Which lines hold the word "Sheriff"? Copy each of them from the material.

== DATA RECORDS ==

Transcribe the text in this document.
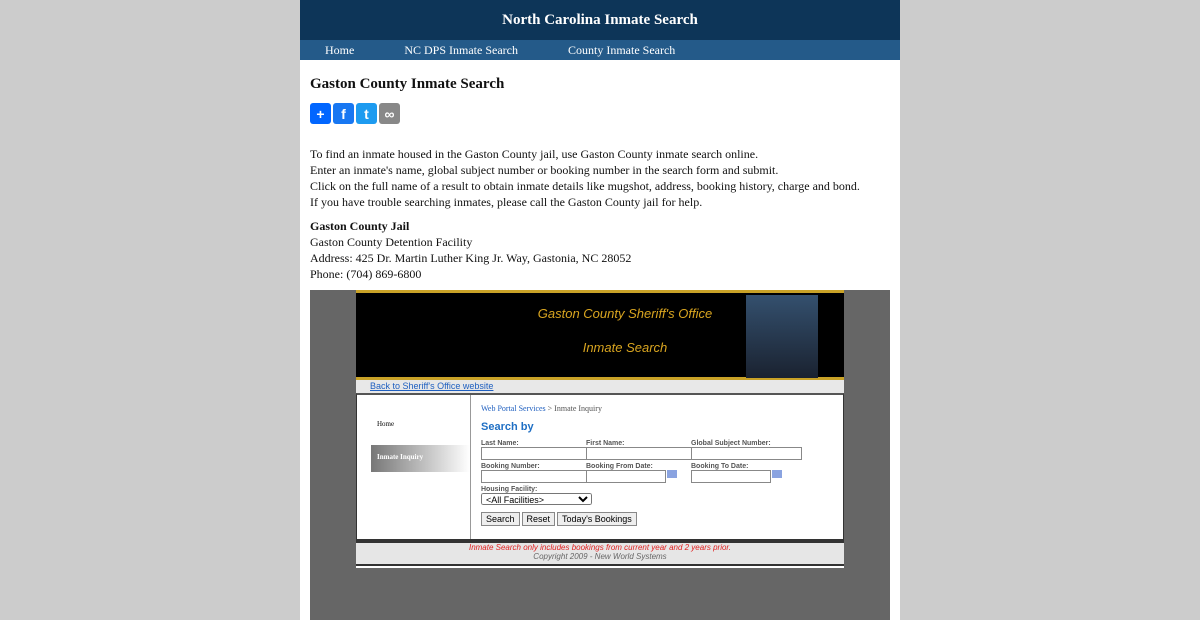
North Carolina Inmate Search
Home	NC DPS Inmate Search	County Inmate Search
Gaston County Inmate Search
+	f	t	∞
To find an inmate housed in the Gaston County jail, use Gaston County inmate search online.
Enter an inmate's name, global subject number or booking number in the search form and submit.
Click on the full name of a result to obtain inmate details like mugshot, address, booking history, charge and bond.
If you have trouble searching inmates, please call the Gaston County jail for help.
Gaston County Jail
Gaston County Detention Facility
Address: 425 Dr. Martin Luther King Jr. Way, Gastonia, NC 28052
Phone: (704) 869-6800
Gaston County Sheriff's Office
Inmate Search
Back to Sheriff's Office website
Home
Inmate Inquiry
Web Portal Services > Inmate Inquiry
Search by
Last Name:	First Name:	Global Subject Number:
Booking Number:	Booking From Date:	Booking To Date:
Housing Facility:
<All Facilities>
Search	Reset	Today's Bookings
Inmate Search only includes bookings from current year and 2 years prior.
Copyright 2009 - New World Systems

===

- THE REPLY
Gaston County Sheriff's Office
Back to Sheriff's Office website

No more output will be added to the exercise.